**DATASET RECORDS**
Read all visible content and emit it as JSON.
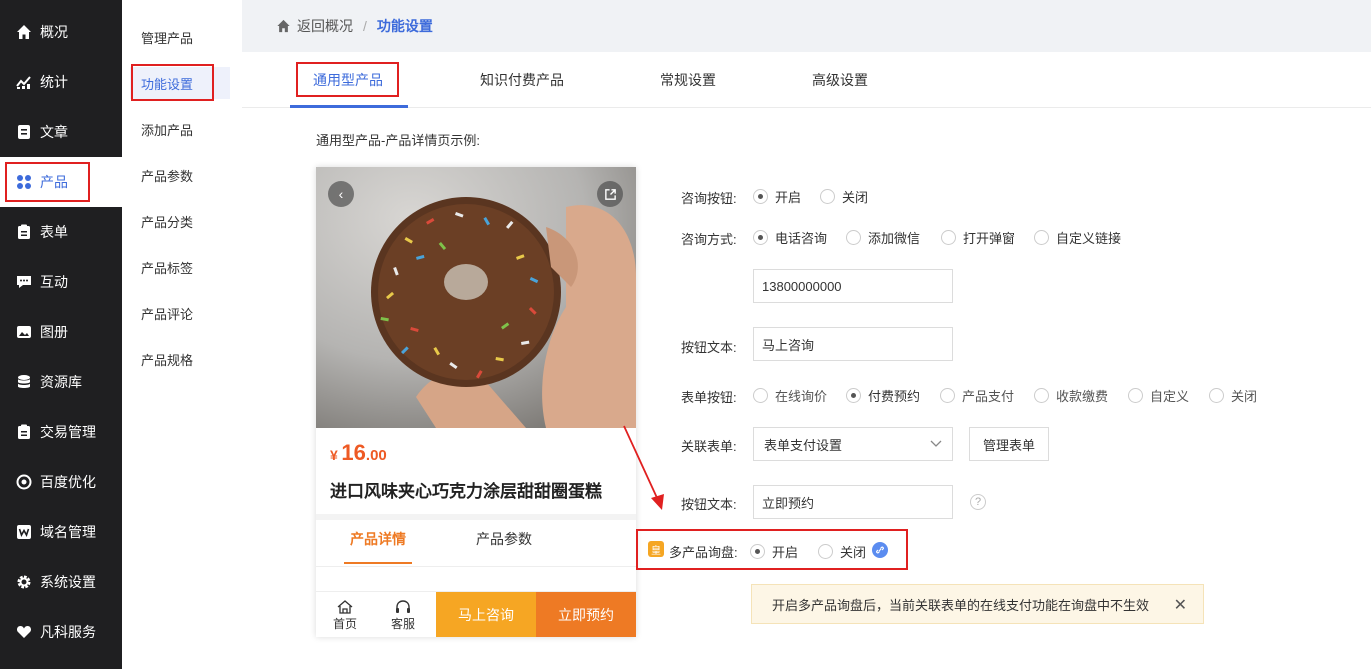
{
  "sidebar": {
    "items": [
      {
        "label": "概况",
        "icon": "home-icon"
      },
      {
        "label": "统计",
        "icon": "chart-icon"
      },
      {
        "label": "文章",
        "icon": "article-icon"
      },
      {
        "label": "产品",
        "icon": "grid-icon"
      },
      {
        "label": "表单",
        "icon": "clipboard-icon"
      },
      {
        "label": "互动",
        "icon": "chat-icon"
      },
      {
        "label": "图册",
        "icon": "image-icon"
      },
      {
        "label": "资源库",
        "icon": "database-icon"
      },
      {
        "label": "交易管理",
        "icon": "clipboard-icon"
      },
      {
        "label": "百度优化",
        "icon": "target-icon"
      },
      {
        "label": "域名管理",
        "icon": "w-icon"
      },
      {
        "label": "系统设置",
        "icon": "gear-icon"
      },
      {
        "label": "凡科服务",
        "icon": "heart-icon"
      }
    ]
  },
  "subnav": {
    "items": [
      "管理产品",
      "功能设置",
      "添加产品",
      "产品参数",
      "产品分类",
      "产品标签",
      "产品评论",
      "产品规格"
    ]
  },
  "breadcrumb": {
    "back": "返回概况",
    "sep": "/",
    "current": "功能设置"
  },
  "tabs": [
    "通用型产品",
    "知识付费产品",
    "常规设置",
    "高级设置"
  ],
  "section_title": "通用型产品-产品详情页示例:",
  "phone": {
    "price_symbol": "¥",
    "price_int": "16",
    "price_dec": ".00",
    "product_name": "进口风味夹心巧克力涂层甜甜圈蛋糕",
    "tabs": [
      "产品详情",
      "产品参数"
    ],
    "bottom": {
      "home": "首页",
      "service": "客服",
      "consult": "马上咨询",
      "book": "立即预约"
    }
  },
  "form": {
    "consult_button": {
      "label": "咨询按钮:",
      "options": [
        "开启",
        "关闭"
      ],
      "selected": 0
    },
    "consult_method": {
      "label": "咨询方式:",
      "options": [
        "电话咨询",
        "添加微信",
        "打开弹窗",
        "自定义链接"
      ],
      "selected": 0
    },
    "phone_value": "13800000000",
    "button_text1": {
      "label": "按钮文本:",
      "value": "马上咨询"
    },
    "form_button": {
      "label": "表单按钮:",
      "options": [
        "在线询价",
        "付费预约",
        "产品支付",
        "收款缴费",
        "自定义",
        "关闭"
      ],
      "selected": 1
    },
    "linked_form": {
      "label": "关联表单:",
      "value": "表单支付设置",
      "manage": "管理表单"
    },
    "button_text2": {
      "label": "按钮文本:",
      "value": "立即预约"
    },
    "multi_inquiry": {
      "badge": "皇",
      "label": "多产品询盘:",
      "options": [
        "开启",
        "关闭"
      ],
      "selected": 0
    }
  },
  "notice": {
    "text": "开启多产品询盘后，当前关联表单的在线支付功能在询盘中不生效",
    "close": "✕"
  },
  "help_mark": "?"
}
...
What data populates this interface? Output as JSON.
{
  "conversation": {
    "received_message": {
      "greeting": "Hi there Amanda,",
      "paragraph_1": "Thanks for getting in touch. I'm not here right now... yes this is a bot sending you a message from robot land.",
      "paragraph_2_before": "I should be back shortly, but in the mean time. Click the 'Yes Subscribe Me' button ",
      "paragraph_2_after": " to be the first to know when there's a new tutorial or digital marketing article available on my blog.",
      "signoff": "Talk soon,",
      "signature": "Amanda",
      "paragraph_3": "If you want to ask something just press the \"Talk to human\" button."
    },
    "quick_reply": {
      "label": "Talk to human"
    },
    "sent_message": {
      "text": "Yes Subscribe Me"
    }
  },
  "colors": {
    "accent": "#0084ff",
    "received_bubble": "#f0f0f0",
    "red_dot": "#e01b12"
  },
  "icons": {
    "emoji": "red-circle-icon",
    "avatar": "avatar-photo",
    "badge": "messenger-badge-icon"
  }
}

**PROBLEM TO WORK ON**
Lines of the material that contain the word "Subscribe" are to be gathered.

**THE OUTPUT**
      "paragraph_2_before": "I should be back shortly, but in the mean time. Click the 'Yes Subscribe Me' button ",
      "text": "Yes Subscribe Me"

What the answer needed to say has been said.